Task to complete:
Review the listing and copy each line that holds the word "Córdoba".

****************************************

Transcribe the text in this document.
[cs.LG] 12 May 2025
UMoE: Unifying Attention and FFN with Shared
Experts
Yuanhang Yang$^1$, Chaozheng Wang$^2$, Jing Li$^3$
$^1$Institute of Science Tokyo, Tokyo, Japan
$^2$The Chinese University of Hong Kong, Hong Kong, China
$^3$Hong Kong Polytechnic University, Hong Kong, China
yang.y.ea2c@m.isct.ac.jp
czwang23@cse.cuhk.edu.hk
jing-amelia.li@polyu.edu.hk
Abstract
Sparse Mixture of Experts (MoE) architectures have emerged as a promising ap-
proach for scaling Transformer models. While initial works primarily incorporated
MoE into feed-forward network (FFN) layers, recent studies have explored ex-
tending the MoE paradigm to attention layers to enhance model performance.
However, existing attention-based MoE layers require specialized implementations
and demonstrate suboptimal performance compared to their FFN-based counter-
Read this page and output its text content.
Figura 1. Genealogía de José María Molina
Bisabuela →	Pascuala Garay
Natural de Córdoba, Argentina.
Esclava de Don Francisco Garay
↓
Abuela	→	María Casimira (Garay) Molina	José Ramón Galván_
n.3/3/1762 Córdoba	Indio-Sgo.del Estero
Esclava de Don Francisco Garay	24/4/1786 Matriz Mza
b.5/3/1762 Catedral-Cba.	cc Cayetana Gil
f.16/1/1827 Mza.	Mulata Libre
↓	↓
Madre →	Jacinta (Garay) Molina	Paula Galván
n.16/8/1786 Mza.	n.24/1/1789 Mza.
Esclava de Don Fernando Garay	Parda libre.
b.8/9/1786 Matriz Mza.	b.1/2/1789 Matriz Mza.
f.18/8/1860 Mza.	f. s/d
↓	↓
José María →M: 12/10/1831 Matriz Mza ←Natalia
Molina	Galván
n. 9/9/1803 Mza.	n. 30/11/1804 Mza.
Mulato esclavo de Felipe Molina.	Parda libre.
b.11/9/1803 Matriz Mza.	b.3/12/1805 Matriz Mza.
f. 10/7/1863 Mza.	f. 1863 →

****************************************

Written reply:
Natural de Córdoba, Argentina.
n.3/3/1762 Córdoba	Indio-Sgo.del Estero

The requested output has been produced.